Task description →
Restate all of the data exactly.

(Collected data entries)
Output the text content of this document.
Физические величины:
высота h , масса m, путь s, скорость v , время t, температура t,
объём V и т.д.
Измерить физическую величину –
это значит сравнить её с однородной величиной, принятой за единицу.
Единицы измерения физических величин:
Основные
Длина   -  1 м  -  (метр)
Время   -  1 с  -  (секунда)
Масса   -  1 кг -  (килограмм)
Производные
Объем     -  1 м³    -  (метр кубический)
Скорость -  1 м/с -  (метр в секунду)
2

Reply to the task →
Output the text content of this document.
Физические величины:
высота h , масса m, путь s, скорость v , время t, температура t,
объём V и т.д.
Измерить физическую величину –
это значит сравнить её с однородной величиной, принятой за единицу.
Единицы измерения физических величин:
Основные
Длина   -  1 м  -  (метр)
Время   -  1 с  -  (секунда)
Масса   -  1 кг -  (килограмм)
Производные
Объем     -  1 м³    -  (метр кубический)
Скорость -  1 м/с -  (метр в секунду)
2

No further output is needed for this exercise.